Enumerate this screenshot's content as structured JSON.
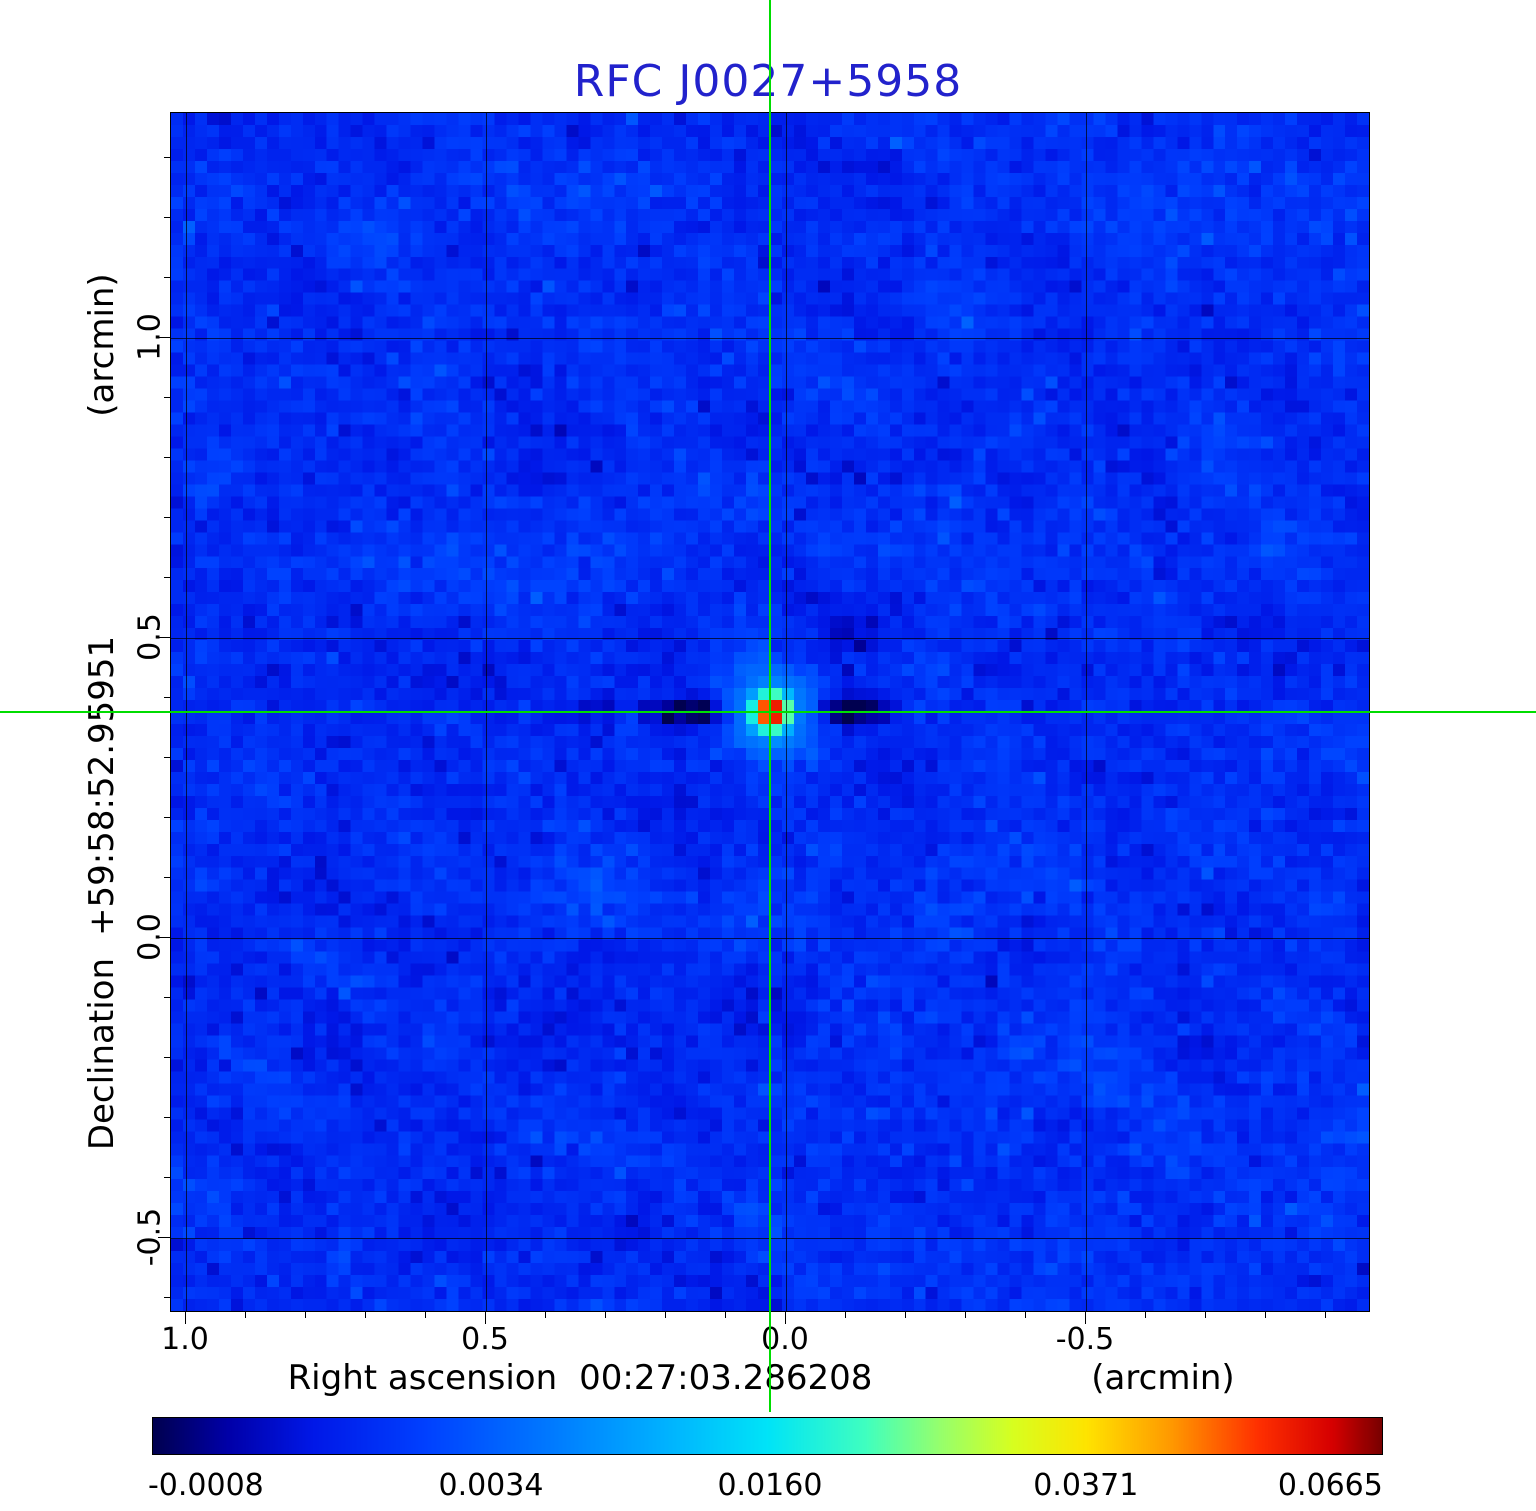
{
  "title": "RFC J0027+5958",
  "title_color": "#2222cc",
  "axes": {
    "x_label": "Right ascension",
    "x_coord_value": "00:27:03.286208",
    "x_unit": "(arcmin)",
    "y_label": "Declination",
    "y_coord_value": "+59:58:52.95951",
    "y_unit": "(arcmin)"
  },
  "chart_data": {
    "type": "heatmap",
    "title": "RFC J0027+5958",
    "xlabel": "Right ascension 00:27:03.286208 (arcmin)",
    "ylabel": "Declination +59:58:52.95951 (arcmin)",
    "x_range": [
      1.025,
      -0.975
    ],
    "y_range": [
      1.375,
      -0.625
    ],
    "x_ticks": [
      1.0,
      0.5,
      0.0,
      -0.5
    ],
    "y_ticks": [
      1.0,
      0.5,
      0.0,
      -0.5
    ],
    "grid": true,
    "legend": "none",
    "crosshair": {
      "x": 0.025,
      "y": 0.375,
      "color": "#00dd00"
    },
    "source": {
      "peak": 0.0665,
      "ra_offset_arcmin": 0.025,
      "dec_offset_arcmin": 0.375
    },
    "colorbar": {
      "ticks": [
        -0.0008,
        0.0034,
        0.016,
        0.0371,
        0.0665
      ],
      "colormap_stops": [
        [
          0.0,
          "#000050"
        ],
        [
          0.06,
          "#0000a8"
        ],
        [
          0.13,
          "#0018e8"
        ],
        [
          0.22,
          "#0040ff"
        ],
        [
          0.32,
          "#0078ff"
        ],
        [
          0.42,
          "#00b4ff"
        ],
        [
          0.5,
          "#00e4f8"
        ],
        [
          0.58,
          "#40ffc0"
        ],
        [
          0.64,
          "#96ff6e"
        ],
        [
          0.7,
          "#d8ff20"
        ],
        [
          0.76,
          "#ffe400"
        ],
        [
          0.83,
          "#ff9800"
        ],
        [
          0.9,
          "#ff3000"
        ],
        [
          0.96,
          "#d60000"
        ],
        [
          1.0,
          "#7a0000"
        ]
      ],
      "value_anchor_fractions": [
        [
          -0.0008,
          0.043
        ],
        [
          0.0034,
          0.275
        ],
        [
          0.016,
          0.502
        ],
        [
          0.0371,
          0.759
        ],
        [
          0.0665,
          0.958
        ]
      ]
    },
    "render": {
      "grid_cells": 100,
      "seed": 27595812,
      "background_mean": 0.0016,
      "background_rms": 0.00045,
      "source_cell": [
        49.6,
        49.5
      ]
    }
  }
}
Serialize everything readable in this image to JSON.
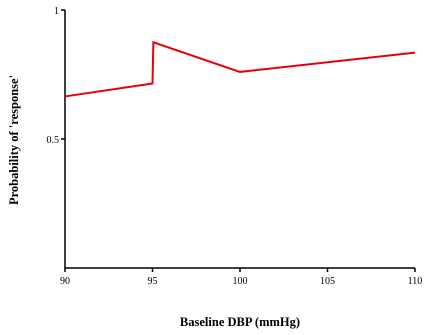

Aim of the task: Without the pictures, write out all of the material exactly.

Problem solution:
Enumerate this screenshot's content as structured JSON.
{
  "title": "RFC J0027+5958",
  "title_color": "#2222cc",
  "axes": {
    "x_label": "Right ascension",
    "x_coord_value": "00:27:03.286208",
    "x_unit": "(arcmin)",
    "y_label": "Declination",
    "y_coord_value": "+59:58:52.95951",
    "y_unit": "(arcmin)"
  },
  "chart_data": {
    "type": "heatmap",
    "title": "RFC J0027+5958",
    "xlabel": "Right ascension 00:27:03.286208 (arcmin)",
    "ylabel": "Declination +59:58:52.95951 (arcmin)",
    "x_range": [
      1.025,
      -0.975
    ],
    "y_range": [
      1.375,
      -0.625
    ],
    "x_ticks": [
      1.0,
      0.5,
      0.0,
      -0.5
    ],
    "y_ticks": [
      1.0,
      0.5,
      0.0,
      -0.5
    ],
    "grid": true,
    "legend": "none",
    "crosshair": {
      "x": 0.025,
      "y": 0.375,
      "color": "#00dd00"
    },
    "source": {
      "peak": 0.0665,
      "ra_offset_arcmin": 0.025,
      "dec_offset_arcmin": 0.375
    },
    "colorbar": {
      "ticks": [
        -0.0008,
        0.0034,
        0.016,
        0.0371,
        0.0665
      ],
      "colormap_stops": [
        [
          0.0,
          "#000050"
        ],
        [
          0.06,
          "#0000a8"
        ],
        [
          0.13,
          "#0018e8"
        ],
        [
          0.22,
          "#0040ff"
        ],
        [
          0.32,
          "#0078ff"
        ],
        [
          0.42,
          "#00b4ff"
        ],
        [
          0.5,
          "#00e4f8"
        ],
        [
          0.58,
          "#40ffc0"
        ],
        [
          0.64,
          "#96ff6e"
        ],
        [
          0.7,
          "#d8ff20"
        ],
        [
          0.76,
          "#ffe400"
        ],
        [
          0.83,
          "#ff9800"
        ],
        [
          0.9,
          "#ff3000"
        ],
        [
          0.96,
          "#d60000"
        ],
        [
          1.0,
          "#7a0000"
        ]
      ],
      "value_anchor_fractions": [
        [
          -0.0008,
          0.043
        ],
        [
          0.0034,
          0.275
        ],
        [
          0.016,
          0.502
        ],
        [
          0.0371,
          0.759
        ],
        [
          0.0665,
          0.958
        ]
      ]
    },
    "render": {
      "grid_cells": 100,
      "seed": 27595812,
      "background_mean": 0.0016,
      "background_rms": 0.00045,
      "source_cell": [
        49.6,
        49.5
      ]
    }
  }
}
Serialize everything readable in this image to JSON.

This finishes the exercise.